═════ Data for this exercise

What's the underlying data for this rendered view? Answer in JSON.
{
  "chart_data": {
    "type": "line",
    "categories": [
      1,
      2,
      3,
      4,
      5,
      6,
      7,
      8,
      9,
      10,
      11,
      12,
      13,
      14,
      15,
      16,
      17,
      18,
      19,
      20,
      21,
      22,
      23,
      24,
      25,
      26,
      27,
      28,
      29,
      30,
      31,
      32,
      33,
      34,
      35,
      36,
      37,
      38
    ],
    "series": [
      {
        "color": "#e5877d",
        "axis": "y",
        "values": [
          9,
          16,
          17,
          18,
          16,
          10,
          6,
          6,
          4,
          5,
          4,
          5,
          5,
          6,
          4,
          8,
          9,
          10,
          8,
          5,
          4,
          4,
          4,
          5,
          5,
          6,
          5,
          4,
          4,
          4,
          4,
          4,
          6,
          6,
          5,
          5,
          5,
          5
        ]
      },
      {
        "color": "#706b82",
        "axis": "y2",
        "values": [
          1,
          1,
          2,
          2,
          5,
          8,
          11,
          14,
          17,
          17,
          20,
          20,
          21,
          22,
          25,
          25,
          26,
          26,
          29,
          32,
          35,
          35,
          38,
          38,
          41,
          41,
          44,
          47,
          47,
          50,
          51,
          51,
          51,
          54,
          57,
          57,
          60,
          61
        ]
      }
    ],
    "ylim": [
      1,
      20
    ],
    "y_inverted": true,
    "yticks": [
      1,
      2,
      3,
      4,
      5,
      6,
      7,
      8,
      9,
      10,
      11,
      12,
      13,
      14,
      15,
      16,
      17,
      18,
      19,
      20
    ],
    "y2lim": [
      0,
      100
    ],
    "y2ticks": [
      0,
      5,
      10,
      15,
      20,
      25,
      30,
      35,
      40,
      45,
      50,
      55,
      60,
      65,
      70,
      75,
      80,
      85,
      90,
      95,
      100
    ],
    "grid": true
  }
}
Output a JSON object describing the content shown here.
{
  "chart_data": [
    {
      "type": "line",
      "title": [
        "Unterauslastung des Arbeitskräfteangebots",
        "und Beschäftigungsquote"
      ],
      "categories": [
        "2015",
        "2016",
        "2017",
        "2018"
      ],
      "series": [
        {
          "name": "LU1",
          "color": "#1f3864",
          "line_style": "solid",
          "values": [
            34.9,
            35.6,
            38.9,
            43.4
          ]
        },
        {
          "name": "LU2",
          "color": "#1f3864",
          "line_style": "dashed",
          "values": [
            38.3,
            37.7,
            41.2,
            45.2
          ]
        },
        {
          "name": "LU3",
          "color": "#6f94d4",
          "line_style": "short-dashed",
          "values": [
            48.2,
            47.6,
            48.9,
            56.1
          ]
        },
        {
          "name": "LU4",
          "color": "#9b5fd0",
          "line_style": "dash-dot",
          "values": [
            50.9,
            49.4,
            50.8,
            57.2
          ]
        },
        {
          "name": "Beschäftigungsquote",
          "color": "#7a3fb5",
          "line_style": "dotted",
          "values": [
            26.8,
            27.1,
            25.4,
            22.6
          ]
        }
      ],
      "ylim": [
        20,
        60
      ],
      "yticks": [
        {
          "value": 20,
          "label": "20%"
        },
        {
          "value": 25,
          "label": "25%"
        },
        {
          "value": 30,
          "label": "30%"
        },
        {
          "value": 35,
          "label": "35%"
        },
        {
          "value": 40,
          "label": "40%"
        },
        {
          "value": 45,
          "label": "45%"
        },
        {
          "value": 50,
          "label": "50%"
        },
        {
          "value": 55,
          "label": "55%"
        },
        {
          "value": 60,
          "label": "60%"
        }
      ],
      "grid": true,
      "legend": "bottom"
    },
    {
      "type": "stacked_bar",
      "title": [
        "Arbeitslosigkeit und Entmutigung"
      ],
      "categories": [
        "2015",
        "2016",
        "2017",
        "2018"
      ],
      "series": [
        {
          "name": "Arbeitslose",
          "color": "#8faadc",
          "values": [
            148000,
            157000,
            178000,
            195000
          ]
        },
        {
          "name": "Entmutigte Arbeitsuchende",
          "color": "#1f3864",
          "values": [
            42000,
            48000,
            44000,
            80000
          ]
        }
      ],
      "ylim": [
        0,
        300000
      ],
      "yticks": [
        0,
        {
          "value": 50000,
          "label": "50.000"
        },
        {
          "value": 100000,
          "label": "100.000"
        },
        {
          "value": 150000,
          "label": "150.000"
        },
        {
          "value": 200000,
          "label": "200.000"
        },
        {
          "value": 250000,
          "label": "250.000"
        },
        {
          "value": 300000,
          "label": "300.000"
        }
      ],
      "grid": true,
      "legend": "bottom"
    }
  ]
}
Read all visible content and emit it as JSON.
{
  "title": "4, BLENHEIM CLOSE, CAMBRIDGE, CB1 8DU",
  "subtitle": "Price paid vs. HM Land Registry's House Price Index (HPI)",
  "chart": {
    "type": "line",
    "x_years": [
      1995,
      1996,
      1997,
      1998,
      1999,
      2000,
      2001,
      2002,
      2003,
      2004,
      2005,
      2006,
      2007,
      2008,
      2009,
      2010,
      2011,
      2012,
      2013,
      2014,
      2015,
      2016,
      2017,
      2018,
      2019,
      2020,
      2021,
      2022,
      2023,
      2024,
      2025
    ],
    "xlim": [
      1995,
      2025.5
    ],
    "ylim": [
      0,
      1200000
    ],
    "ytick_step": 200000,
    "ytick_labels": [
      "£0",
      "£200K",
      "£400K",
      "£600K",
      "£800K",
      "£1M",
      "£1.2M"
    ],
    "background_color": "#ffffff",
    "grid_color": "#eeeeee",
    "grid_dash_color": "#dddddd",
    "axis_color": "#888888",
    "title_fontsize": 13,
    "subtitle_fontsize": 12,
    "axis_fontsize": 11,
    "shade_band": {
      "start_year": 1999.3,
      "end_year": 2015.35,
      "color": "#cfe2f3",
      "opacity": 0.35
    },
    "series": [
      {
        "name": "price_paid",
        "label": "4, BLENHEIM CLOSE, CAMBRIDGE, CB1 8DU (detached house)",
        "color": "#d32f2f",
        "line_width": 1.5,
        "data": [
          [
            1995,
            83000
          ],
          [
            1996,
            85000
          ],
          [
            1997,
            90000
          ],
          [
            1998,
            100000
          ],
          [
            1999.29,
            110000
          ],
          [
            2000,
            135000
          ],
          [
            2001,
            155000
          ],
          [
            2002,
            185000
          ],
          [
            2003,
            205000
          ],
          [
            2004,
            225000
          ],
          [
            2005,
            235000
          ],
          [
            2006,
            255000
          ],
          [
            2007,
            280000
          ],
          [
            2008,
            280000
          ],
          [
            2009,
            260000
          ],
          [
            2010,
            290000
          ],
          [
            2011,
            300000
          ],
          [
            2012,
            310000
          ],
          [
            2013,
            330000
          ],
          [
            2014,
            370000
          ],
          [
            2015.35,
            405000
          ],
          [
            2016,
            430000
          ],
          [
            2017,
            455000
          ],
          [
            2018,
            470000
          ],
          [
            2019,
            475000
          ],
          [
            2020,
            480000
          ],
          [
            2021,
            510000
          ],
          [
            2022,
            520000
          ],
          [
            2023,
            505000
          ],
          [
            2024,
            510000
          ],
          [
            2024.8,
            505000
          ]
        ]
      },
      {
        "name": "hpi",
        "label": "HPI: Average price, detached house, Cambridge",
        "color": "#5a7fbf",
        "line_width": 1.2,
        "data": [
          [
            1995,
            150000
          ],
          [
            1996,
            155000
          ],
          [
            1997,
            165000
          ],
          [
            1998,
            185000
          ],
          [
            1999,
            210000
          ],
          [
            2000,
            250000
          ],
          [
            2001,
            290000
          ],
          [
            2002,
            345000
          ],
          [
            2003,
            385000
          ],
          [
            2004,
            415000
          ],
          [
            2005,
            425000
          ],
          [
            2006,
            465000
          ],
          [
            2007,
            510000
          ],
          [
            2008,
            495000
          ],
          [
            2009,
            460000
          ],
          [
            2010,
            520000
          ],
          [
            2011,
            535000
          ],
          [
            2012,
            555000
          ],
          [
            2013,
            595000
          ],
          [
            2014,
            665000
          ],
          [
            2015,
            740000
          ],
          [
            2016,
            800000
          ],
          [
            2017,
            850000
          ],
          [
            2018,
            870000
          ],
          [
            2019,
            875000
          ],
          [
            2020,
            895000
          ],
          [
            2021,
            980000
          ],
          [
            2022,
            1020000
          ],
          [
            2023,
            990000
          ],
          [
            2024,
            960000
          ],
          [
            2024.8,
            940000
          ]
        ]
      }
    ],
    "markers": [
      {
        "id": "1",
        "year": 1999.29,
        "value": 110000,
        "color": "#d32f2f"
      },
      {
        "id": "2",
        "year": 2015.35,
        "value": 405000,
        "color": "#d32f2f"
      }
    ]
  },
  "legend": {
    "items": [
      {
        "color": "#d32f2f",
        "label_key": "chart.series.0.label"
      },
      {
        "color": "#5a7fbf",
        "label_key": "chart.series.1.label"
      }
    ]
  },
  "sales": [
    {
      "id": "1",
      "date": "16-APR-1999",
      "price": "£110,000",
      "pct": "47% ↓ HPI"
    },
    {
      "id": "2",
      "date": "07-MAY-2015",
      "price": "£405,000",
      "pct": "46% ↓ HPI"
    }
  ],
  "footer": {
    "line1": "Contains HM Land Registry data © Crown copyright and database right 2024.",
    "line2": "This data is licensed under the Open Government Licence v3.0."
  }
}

══════════

## Your objective
Check each line above for the word "BLENHEIM" and say how many have it, with nothing else.

## In response
2